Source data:
_ _ _ _ _

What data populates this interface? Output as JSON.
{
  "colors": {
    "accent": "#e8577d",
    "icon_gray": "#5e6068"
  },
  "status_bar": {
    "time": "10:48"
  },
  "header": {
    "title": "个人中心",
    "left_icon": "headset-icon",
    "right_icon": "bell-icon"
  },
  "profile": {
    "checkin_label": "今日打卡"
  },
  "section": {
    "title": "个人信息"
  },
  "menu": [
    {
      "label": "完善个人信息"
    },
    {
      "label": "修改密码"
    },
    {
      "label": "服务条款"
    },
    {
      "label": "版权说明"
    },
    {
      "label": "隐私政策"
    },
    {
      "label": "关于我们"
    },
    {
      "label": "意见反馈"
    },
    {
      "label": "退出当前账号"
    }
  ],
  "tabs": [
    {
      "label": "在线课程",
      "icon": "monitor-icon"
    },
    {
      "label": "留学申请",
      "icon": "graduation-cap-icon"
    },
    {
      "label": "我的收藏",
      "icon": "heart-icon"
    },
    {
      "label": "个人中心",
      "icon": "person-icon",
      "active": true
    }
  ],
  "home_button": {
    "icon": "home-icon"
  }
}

_ _ _ _ _

Objective:
Repeat every record, keeping each word and mark exactly as it is.

Completed exercise:
What data populates this interface? Output as JSON.
{
  "colors": {
    "accent": "#e8577d",
    "icon_gray": "#5e6068"
  },
  "status_bar": {
    "time": "10:48"
  },
  "header": {
    "title": "个人中心",
    "left_icon": "headset-icon",
    "right_icon": "bell-icon"
  },
  "profile": {
    "checkin_label": "今日打卡"
  },
  "section": {
    "title": "个人信息"
  },
  "menu": [
    {
      "label": "完善个人信息"
    },
    {
      "label": "修改密码"
    },
    {
      "label": "服务条款"
    },
    {
      "label": "版权说明"
    },
    {
      "label": "隐私政策"
    },
    {
      "label": "关于我们"
    },
    {
      "label": "意见反馈"
    },
    {
      "label": "退出当前账号"
    }
  ],
  "tabs": [
    {
      "label": "在线课程",
      "icon": "monitor-icon"
    },
    {
      "label": "留学申请",
      "icon": "graduation-cap-icon"
    },
    {
      "label": "我的收藏",
      "icon": "heart-icon"
    },
    {
      "label": "个人中心",
      "icon": "person-icon",
      "active": true
    }
  ],
  "home_button": {
    "icon": "home-icon"
  }
}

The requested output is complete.